| The task |
Counting every line in the records below that holds "Calories", give the total and add nothing.

<<<<

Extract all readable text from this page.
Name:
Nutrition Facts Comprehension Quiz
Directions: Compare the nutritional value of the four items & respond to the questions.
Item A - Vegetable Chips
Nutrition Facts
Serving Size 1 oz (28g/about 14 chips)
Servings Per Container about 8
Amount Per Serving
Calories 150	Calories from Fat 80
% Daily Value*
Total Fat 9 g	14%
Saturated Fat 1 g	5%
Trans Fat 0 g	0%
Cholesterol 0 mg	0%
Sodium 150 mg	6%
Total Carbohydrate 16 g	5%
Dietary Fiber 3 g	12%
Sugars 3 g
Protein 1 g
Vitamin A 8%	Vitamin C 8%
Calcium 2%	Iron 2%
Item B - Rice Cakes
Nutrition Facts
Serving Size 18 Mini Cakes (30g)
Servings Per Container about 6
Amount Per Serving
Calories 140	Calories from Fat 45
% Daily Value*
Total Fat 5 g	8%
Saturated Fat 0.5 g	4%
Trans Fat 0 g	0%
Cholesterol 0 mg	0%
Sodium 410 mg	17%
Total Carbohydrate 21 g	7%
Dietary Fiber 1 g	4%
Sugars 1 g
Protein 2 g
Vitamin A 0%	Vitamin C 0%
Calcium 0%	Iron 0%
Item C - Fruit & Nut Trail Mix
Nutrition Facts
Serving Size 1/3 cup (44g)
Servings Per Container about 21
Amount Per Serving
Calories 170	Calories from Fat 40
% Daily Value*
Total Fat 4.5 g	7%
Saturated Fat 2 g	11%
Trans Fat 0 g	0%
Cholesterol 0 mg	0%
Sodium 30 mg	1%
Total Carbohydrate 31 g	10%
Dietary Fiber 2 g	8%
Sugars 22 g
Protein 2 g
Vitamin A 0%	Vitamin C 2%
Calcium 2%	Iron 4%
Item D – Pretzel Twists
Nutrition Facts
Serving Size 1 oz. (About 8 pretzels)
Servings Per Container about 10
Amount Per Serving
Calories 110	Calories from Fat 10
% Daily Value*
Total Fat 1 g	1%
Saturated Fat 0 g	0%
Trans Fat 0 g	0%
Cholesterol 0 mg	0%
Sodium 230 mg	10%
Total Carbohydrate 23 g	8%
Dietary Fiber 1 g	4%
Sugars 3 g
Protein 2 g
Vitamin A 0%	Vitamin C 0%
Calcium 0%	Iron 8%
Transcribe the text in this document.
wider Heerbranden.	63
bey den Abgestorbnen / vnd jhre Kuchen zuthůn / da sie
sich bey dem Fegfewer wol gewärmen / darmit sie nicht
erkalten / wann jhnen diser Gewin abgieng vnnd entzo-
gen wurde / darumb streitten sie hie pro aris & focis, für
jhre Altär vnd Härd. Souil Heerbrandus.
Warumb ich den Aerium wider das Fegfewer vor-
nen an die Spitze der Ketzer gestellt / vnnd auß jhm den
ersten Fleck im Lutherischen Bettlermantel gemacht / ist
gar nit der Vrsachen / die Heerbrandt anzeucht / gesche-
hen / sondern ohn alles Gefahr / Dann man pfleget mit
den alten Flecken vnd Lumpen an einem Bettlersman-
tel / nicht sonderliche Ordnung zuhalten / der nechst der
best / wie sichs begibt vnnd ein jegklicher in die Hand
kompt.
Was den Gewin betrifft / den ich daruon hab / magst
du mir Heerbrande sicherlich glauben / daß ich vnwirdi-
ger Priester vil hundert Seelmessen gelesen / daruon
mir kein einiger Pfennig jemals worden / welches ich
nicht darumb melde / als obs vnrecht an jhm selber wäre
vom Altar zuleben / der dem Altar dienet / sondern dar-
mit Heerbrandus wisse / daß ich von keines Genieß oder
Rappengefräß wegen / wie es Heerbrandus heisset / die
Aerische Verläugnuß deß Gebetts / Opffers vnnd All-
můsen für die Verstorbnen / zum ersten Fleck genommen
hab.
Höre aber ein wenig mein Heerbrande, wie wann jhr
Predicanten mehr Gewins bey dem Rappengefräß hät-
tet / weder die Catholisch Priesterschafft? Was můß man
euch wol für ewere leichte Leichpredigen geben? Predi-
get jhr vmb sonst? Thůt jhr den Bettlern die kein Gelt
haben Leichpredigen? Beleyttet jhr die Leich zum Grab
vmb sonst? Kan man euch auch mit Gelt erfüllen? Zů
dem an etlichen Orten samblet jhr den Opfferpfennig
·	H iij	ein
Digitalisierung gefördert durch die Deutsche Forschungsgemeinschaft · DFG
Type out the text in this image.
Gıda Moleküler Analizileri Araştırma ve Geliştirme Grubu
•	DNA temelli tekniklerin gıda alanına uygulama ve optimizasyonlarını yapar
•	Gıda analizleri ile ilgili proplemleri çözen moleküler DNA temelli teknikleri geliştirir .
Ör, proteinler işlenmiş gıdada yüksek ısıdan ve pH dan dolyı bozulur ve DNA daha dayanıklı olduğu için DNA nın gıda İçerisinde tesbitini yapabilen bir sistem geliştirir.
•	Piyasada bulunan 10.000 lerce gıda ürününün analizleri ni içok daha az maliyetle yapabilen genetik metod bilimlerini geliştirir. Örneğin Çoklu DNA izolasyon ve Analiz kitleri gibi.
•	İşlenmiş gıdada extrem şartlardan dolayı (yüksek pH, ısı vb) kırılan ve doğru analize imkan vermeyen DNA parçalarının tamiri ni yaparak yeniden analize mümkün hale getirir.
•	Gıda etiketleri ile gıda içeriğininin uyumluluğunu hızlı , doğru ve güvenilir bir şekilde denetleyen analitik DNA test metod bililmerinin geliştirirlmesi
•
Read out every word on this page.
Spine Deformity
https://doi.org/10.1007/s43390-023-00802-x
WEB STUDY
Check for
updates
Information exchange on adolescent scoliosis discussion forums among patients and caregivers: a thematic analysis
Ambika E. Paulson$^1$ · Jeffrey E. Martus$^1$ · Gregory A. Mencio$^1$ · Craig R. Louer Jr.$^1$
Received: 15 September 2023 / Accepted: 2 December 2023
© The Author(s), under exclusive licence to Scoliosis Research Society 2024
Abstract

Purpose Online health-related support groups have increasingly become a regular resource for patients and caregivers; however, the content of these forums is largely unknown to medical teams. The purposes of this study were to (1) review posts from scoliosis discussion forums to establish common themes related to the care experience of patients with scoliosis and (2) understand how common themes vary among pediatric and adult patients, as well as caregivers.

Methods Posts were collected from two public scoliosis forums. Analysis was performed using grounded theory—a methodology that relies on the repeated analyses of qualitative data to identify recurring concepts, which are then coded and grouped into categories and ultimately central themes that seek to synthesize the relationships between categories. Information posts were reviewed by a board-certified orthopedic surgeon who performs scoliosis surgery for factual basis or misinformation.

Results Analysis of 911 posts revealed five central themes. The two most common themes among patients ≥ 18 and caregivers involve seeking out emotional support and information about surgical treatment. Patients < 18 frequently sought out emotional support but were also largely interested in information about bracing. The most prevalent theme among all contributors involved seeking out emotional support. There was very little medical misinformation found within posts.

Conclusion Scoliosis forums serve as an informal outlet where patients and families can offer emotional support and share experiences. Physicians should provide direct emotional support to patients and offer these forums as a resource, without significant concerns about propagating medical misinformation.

>>>>

| Response |
4